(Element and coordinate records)

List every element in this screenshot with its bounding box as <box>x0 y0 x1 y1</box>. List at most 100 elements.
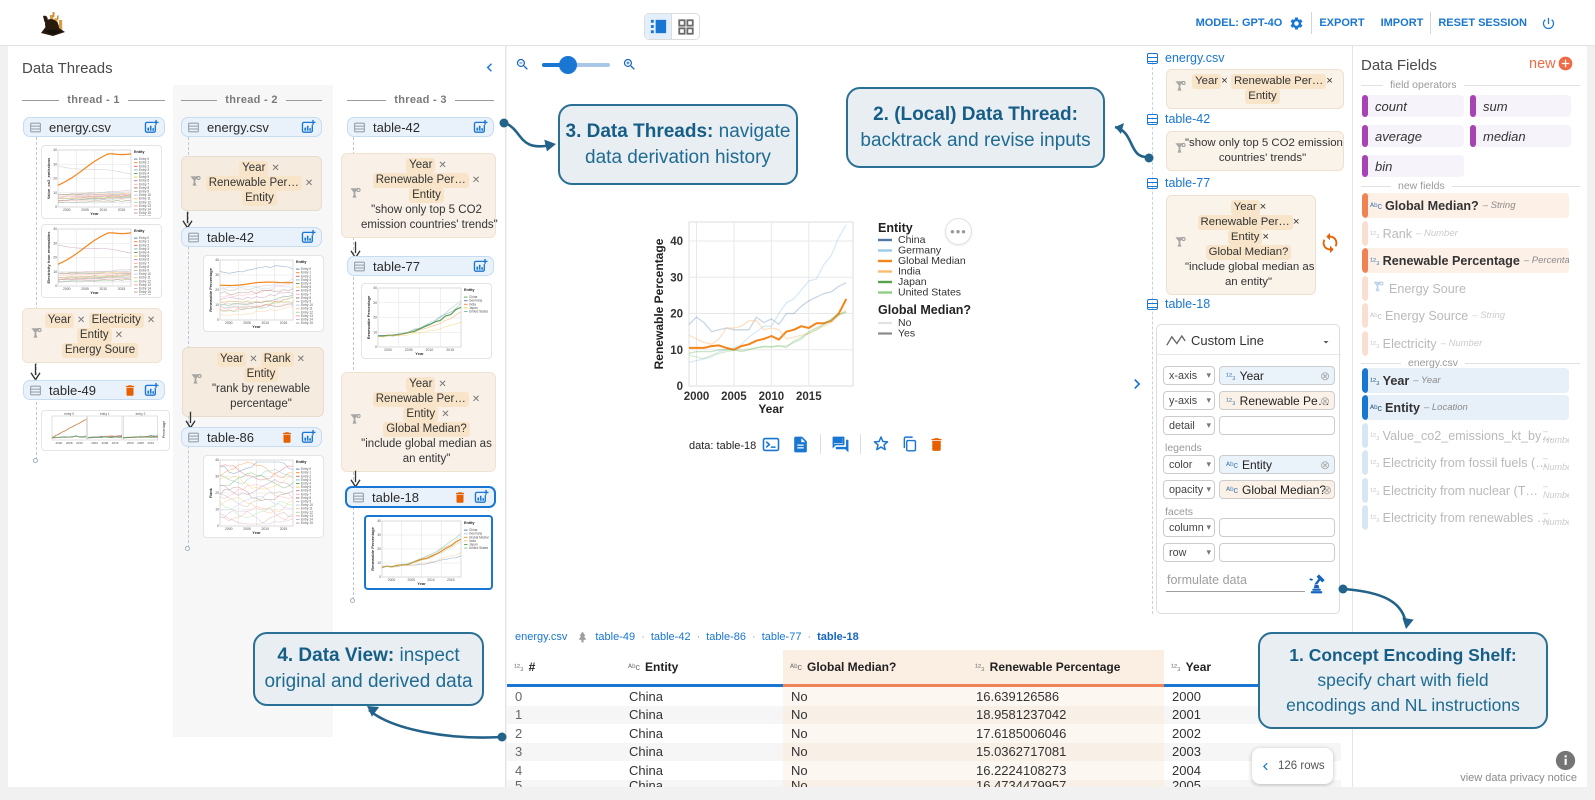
svg-text:Entity: Entity <box>134 229 145 233</box>
svg-text:30: 30 <box>377 533 381 537</box>
svg-text:Year: Year <box>417 581 426 586</box>
svg-text:Entry 15: Entry 15 <box>139 290 151 294</box>
svg-text:10: 10 <box>53 270 57 274</box>
svg-text:2008: 2008 <box>137 441 144 445</box>
svg-text:2000: 2000 <box>56 441 63 445</box>
svg-text:Entry 4: Entry 4 <box>139 172 149 176</box>
svg-text:10: 10 <box>377 561 381 565</box>
svg-text:2005: 2005 <box>81 208 89 212</box>
svg-text:Entry 14: Entry 14 <box>139 287 151 291</box>
svg-text:20: 20 <box>53 256 57 260</box>
svg-text:40: 40 <box>670 236 683 248</box>
svg-text:Entry 12: Entry 12 <box>301 310 313 314</box>
svg-text:Entry 6: Entry 6 <box>139 258 149 262</box>
svg-text:Entity: Entity <box>878 221 913 235</box>
svg-text:Entry 0: Entry 0 <box>139 236 149 240</box>
svg-text:Germany: Germany <box>898 245 942 257</box>
svg-text:2000: 2000 <box>225 527 233 531</box>
svg-text:20: 20 <box>53 177 57 181</box>
svg-text:10: 10 <box>373 330 377 334</box>
svg-text:Global Median?: Global Median? <box>878 303 971 317</box>
svg-text:Entry 0: Entry 0 <box>301 267 311 271</box>
svg-text:Entity: Entity <box>464 288 475 292</box>
svg-text:Entry 8: Entry 8 <box>301 296 311 300</box>
svg-text:2000: 2000 <box>388 578 396 582</box>
svg-text:Entry 3: Entry 3 <box>301 478 311 482</box>
svg-text:Entry 1: Entry 1 <box>301 471 311 475</box>
svg-text:Entry 11: Entry 11 <box>139 276 151 280</box>
svg-text:Entity: Entity <box>464 521 475 525</box>
svg-text:entry 2: entry 2 <box>136 412 146 416</box>
svg-text:Entry 0: Entry 0 <box>139 157 149 161</box>
svg-text:Entry 0: Entry 0 <box>301 467 311 471</box>
svg-text:2008: 2008 <box>66 441 73 445</box>
svg-text:40: 40 <box>53 227 57 231</box>
svg-text:Rank: Rank <box>208 487 213 498</box>
svg-text:Entry 16: Entry 16 <box>139 294 151 295</box>
svg-text:Entry 7: Entry 7 <box>301 292 311 296</box>
svg-text:2005: 2005 <box>81 287 89 291</box>
svg-text:entry 0: entry 0 <box>64 412 74 416</box>
svg-text:Entry 10: Entry 10 <box>301 503 313 507</box>
svg-text:40: 40 <box>215 258 219 262</box>
svg-text:2000: 2000 <box>91 441 98 445</box>
svg-text:Entry 13: Entry 13 <box>139 204 151 208</box>
svg-text:Entry 5: Entry 5 <box>139 254 149 258</box>
svg-text:China: China <box>898 234 926 246</box>
svg-text:Entry 1: Entry 1 <box>301 271 311 275</box>
svg-text:Entry 10: Entry 10 <box>301 303 313 307</box>
svg-text:2016: 2016 <box>112 441 119 445</box>
svg-text:Entry 5: Entry 5 <box>301 485 311 489</box>
svg-text:Entry 13: Entry 13 <box>139 283 151 287</box>
svg-text:Germany: Germany <box>469 532 483 536</box>
svg-text:China: China <box>469 295 478 299</box>
svg-text:40: 40 <box>377 519 381 523</box>
svg-text:Percentage: Percentage <box>162 421 166 438</box>
svg-text:10: 10 <box>215 303 219 307</box>
svg-text:Entry 13: Entry 13 <box>301 514 313 518</box>
svg-text:2015: 2015 <box>447 578 455 582</box>
svg-text:2015: 2015 <box>118 287 126 291</box>
svg-text:20: 20 <box>670 309 683 321</box>
svg-text:Entity: Entity <box>296 260 307 264</box>
svg-text:2010: 2010 <box>426 348 434 352</box>
svg-text:2000: 2000 <box>63 208 71 212</box>
svg-text:Entry 7: Entry 7 <box>301 492 311 496</box>
svg-text:Entry 14: Entry 14 <box>301 518 313 522</box>
svg-text:India: India <box>898 266 921 278</box>
svg-text:Entry 2: Entry 2 <box>139 164 149 168</box>
svg-text:India: India <box>469 539 476 543</box>
svg-text:Entry 12: Entry 12 <box>301 510 313 514</box>
svg-text:40: 40 <box>53 148 57 152</box>
svg-text:Entry 14: Entry 14 <box>301 318 313 322</box>
svg-text:2010: 2010 <box>99 287 107 291</box>
svg-text:Entry 3: Entry 3 <box>139 247 149 251</box>
svg-text:Value_co2_emissions: Value_co2_emissions <box>46 157 51 199</box>
svg-text:Japan: Japan <box>469 543 478 547</box>
svg-text:30: 30 <box>373 301 377 305</box>
svg-text:Renewable Percentage: Renewable Percentage <box>370 526 375 570</box>
svg-text:Year: Year <box>415 351 424 356</box>
svg-text:20: 20 <box>373 316 377 320</box>
svg-text:Entry 10: Entry 10 <box>139 272 151 276</box>
svg-text:0: 0 <box>55 284 57 288</box>
svg-text:Entity: Entity <box>296 460 307 464</box>
svg-text:United States: United States <box>469 546 489 550</box>
svg-text:Entry 3: Entry 3 <box>139 168 149 172</box>
svg-text:Entry 4: Entry 4 <box>139 251 149 255</box>
svg-text:Entry 6: Entry 6 <box>301 289 311 293</box>
svg-text:40: 40 <box>215 458 219 462</box>
svg-text:Year: Year <box>90 290 99 295</box>
svg-text:Renewable Percentage: Renewable Percentage <box>366 295 371 339</box>
svg-text:0: 0 <box>55 205 57 209</box>
svg-text:Entry 5: Entry 5 <box>139 175 149 179</box>
svg-text:2015: 2015 <box>118 208 126 212</box>
svg-text:Renewable Percentage: Renewable Percentage <box>208 267 213 311</box>
svg-text:Entry 6: Entry 6 <box>301 489 311 493</box>
svg-text:Renewable Percentage: Renewable Percentage <box>652 238 666 369</box>
svg-text:Entry 12: Entry 12 <box>139 279 151 283</box>
svg-text:20: 20 <box>215 288 219 292</box>
svg-text:Year: Year <box>252 324 261 329</box>
svg-text:Entry 13: Entry 13 <box>301 314 313 318</box>
svg-text:30: 30 <box>215 475 219 479</box>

- _Exercise_
Rewrite the items starting with the line that contains "svg-text:Entity: Entity <box>134" and going on through the line that contains "svg-text:10: 10 <box>53 270 57 274</box>", putting "Period" in place of "Year" and keeping everything else the same. Give only those lines.

- _The answer_
svg-text:Entity: Entity <box>134 229 145 233</box>
svg-text:30: 30 <box>377 533 381 537</box>
svg-text:Period: Period <box>417 581 426 586</box>
svg-text:Entry 15: Entry 15 <box>139 290 151 294</box>
svg-text:10: 10 <box>53 270 57 274</box>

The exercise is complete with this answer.